MATERIAL FOR THE TASK:
......

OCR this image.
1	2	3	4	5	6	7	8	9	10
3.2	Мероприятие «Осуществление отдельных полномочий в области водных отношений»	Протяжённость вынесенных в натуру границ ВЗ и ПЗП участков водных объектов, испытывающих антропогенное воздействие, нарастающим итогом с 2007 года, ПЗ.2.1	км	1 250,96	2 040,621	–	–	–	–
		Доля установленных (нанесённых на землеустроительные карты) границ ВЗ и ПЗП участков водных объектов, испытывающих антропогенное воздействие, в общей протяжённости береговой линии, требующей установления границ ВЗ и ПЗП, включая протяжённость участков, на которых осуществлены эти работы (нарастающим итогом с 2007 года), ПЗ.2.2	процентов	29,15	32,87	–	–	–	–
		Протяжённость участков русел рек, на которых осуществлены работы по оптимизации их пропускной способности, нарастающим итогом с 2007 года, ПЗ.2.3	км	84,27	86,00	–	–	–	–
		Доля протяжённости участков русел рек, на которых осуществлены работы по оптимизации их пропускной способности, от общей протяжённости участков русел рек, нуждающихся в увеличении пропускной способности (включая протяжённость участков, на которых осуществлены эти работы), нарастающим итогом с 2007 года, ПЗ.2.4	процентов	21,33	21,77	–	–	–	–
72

......

EXERCISE GOAL: Keep only the lines that hold the string "включая", and copy them out.

WRITTEN SOLUTION:
		Доля установленных (нанесённых на землеустроительные карты) границ ВЗ и ПЗП участков водных объектов, испытывающих антропогенное воздействие, в общей протяжённости береговой линии, требующей установления границ ВЗ и ПЗП, включая протяжённость участков, на которых осуществлены эти работы (нарастающим итогом с 2007 года), ПЗ.2.2	процентов	29,15	32,87	–	–	–	–
		Доля протяжённости участков русел рек, на которых осуществлены работы по оптимизации их пропускной способности, от общей протяжённости участков русел рек, нуждающихся в увеличении пропускной способности (включая протяжённость участков, на которых осуществлены эти работы), нарастающим итогом с 2007 года, ПЗ.2.4	процентов	21,33	21,77	–	–	–	–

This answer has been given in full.